═════ Dataset rows

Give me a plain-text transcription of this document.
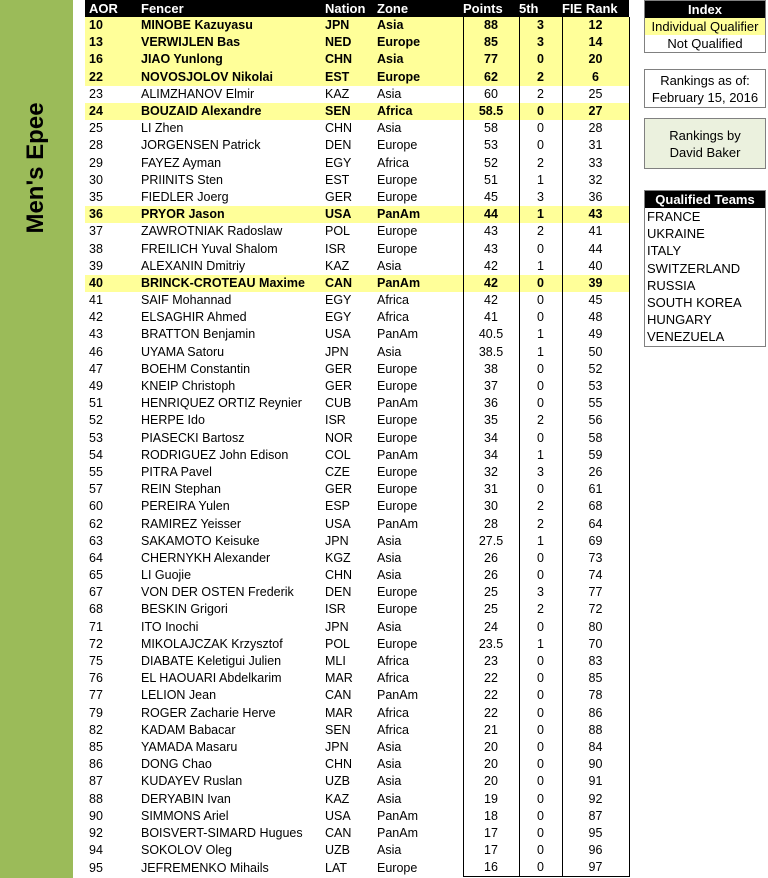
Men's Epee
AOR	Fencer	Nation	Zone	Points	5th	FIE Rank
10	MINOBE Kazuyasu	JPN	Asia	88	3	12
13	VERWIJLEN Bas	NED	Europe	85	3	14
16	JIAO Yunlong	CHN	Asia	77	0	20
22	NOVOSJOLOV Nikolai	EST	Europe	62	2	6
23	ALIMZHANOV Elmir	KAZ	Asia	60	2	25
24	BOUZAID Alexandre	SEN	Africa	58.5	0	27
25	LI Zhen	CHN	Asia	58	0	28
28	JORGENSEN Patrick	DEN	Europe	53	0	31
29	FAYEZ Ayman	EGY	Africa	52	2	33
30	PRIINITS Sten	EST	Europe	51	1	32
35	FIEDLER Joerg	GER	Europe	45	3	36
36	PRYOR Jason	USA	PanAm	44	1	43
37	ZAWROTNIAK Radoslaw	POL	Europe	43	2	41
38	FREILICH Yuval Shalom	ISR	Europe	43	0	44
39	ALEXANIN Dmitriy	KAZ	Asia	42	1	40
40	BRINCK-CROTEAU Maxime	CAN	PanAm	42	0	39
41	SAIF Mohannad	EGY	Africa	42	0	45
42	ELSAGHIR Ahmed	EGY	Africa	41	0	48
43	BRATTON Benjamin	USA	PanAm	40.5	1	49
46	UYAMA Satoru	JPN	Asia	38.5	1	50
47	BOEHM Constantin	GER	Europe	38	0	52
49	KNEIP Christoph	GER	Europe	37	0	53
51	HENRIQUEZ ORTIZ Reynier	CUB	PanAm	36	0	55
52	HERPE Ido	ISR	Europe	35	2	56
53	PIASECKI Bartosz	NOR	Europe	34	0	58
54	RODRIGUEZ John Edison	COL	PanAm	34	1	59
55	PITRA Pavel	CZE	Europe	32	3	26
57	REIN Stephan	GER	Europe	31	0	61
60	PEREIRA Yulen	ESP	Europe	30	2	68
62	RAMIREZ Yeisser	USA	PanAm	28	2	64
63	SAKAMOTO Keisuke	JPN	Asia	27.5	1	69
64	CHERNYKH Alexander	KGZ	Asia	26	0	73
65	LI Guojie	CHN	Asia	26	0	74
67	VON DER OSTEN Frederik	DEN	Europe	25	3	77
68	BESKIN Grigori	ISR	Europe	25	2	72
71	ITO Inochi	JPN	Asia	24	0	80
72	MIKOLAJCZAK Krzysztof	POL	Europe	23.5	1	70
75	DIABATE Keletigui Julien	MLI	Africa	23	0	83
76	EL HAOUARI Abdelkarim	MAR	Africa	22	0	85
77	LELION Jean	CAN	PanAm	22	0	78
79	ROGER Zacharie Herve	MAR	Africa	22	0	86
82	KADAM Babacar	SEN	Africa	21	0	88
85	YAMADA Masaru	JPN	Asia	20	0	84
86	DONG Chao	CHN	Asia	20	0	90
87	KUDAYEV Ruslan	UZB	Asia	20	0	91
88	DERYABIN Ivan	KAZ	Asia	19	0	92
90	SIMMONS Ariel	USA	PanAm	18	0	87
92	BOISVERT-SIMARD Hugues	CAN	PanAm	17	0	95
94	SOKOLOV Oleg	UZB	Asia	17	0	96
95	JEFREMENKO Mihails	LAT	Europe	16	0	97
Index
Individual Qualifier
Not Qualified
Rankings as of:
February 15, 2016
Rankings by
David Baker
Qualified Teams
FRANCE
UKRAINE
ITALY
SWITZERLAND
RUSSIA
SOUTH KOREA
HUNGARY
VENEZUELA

══════════
═════ Dataset rows

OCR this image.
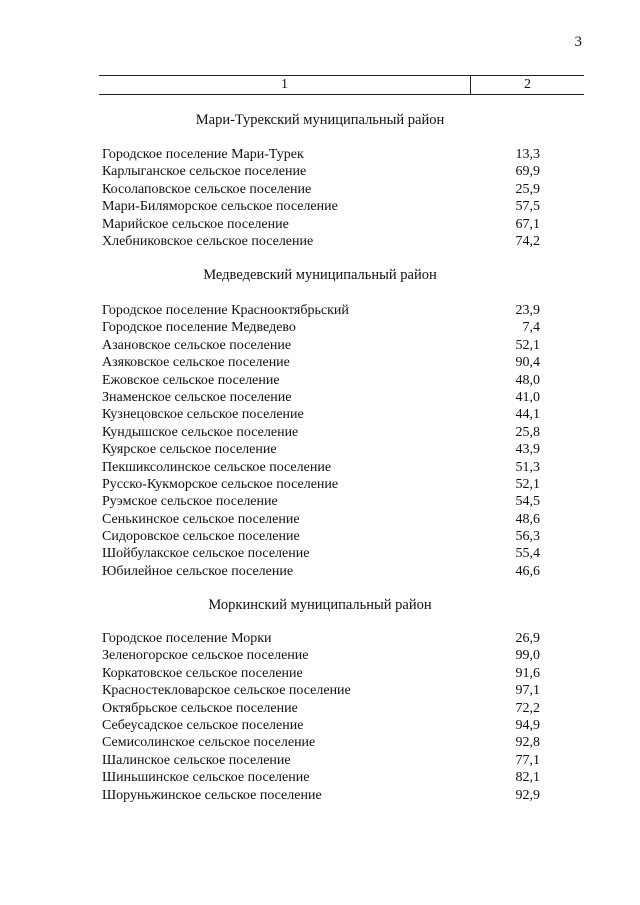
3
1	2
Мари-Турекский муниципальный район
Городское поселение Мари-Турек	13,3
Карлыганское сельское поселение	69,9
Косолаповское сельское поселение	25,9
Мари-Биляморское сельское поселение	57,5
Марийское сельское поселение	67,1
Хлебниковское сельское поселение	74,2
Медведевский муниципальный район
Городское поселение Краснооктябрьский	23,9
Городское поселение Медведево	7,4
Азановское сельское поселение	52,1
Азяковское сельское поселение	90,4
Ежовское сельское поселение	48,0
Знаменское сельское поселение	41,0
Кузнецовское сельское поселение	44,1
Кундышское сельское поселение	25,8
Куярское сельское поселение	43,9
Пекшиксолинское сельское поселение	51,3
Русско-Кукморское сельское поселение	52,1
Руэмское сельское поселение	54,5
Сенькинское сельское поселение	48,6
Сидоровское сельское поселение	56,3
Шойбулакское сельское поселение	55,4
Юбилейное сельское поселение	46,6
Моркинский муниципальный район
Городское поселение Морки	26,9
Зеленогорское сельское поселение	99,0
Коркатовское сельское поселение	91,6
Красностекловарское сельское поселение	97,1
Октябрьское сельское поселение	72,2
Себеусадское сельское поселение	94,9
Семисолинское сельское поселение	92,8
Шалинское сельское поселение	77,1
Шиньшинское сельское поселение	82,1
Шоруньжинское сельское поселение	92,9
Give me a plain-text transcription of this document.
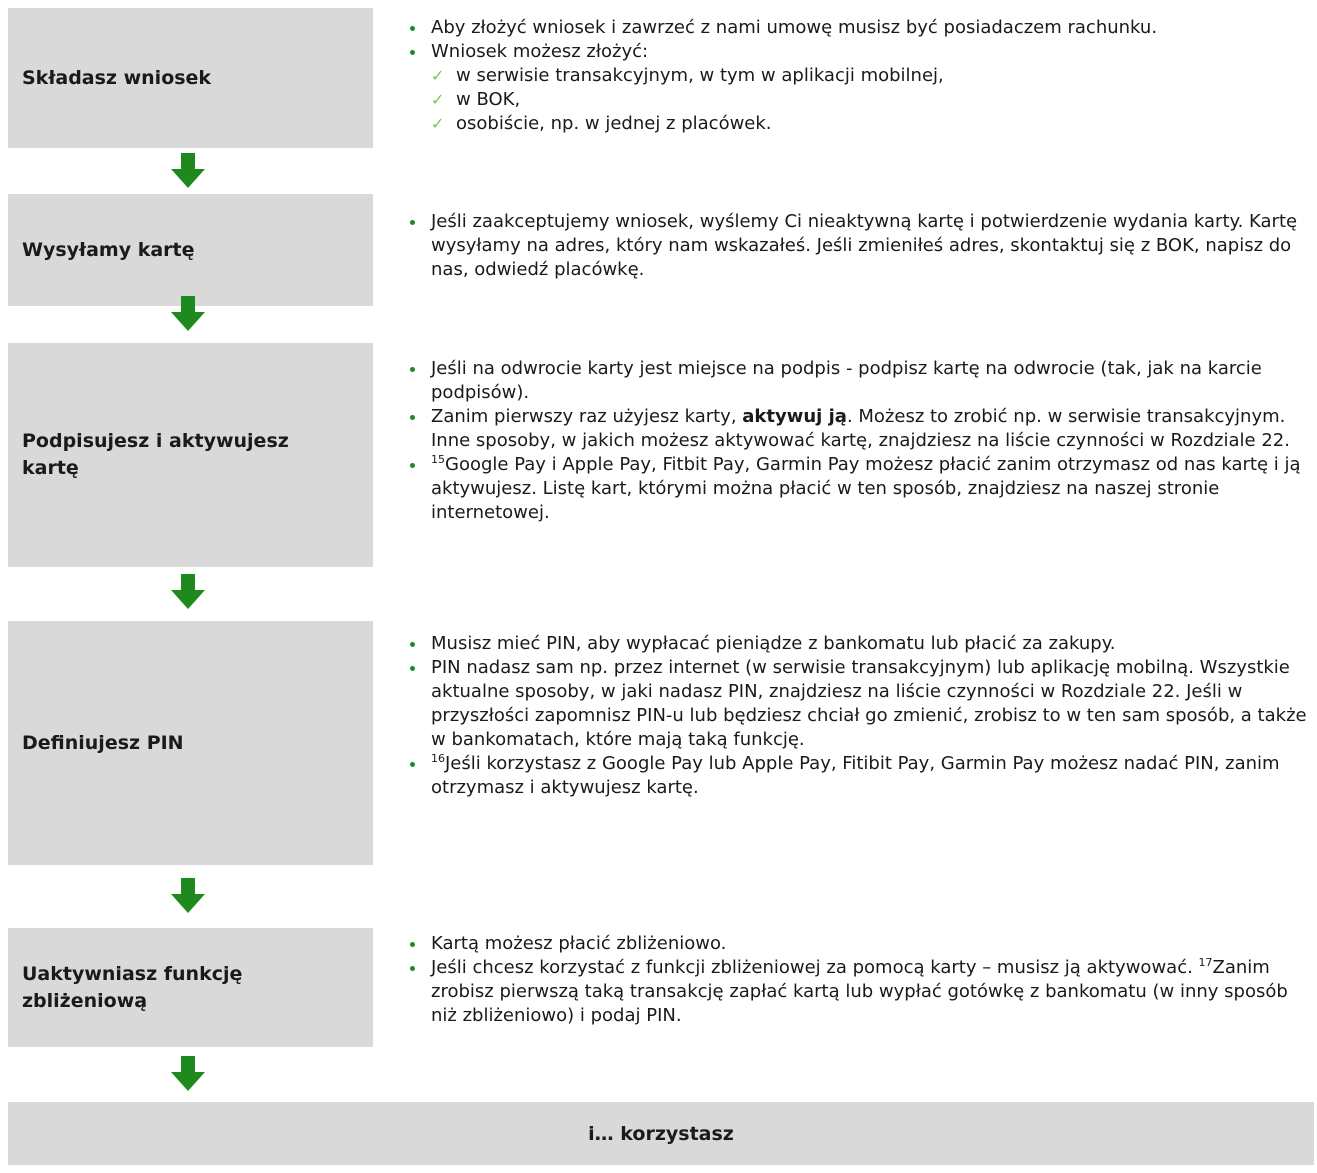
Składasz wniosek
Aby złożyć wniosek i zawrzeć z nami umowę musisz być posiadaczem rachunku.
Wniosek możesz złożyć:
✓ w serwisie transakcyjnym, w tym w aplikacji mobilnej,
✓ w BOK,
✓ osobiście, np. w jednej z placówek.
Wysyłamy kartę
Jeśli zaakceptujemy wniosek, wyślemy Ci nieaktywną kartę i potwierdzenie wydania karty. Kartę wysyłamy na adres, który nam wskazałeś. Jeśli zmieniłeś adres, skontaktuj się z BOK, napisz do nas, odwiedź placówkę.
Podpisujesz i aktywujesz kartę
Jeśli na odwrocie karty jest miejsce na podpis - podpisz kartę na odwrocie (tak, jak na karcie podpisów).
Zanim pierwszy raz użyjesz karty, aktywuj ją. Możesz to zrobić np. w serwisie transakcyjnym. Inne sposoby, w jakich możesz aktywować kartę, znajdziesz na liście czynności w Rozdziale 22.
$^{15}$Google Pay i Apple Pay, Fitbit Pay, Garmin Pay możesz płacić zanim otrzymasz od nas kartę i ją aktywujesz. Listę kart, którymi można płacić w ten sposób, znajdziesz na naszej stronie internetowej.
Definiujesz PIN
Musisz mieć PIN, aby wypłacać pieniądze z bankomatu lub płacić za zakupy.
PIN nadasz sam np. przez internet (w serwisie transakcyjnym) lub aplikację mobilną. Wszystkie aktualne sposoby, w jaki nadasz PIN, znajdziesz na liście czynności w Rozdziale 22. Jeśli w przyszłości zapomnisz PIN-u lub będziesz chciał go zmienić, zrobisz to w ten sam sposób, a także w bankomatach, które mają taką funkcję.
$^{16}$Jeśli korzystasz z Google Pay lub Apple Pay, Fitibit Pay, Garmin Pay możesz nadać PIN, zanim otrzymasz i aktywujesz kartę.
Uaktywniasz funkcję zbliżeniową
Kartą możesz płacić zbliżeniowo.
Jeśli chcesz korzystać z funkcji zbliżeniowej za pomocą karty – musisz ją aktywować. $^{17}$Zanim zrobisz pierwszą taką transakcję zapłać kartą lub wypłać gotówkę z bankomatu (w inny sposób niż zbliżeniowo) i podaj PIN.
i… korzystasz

══════════

What is being asked
Go through the listing above and return every line where the word "płacić" occurs.

Problem solution
$^{15}$Google Pay i Apple Pay, Fitbit Pay, Garmin Pay możesz płacić zanim otrzymasz od nas kartę i ją aktywujesz. Listę kart, którymi można płacić w ten sposób, znajdziesz na naszej stronie internetowej.
Musisz mieć PIN, aby wypłacać pieniądze z bankomatu lub płacić za zakupy.
Kartą możesz płacić zbliżeniowo.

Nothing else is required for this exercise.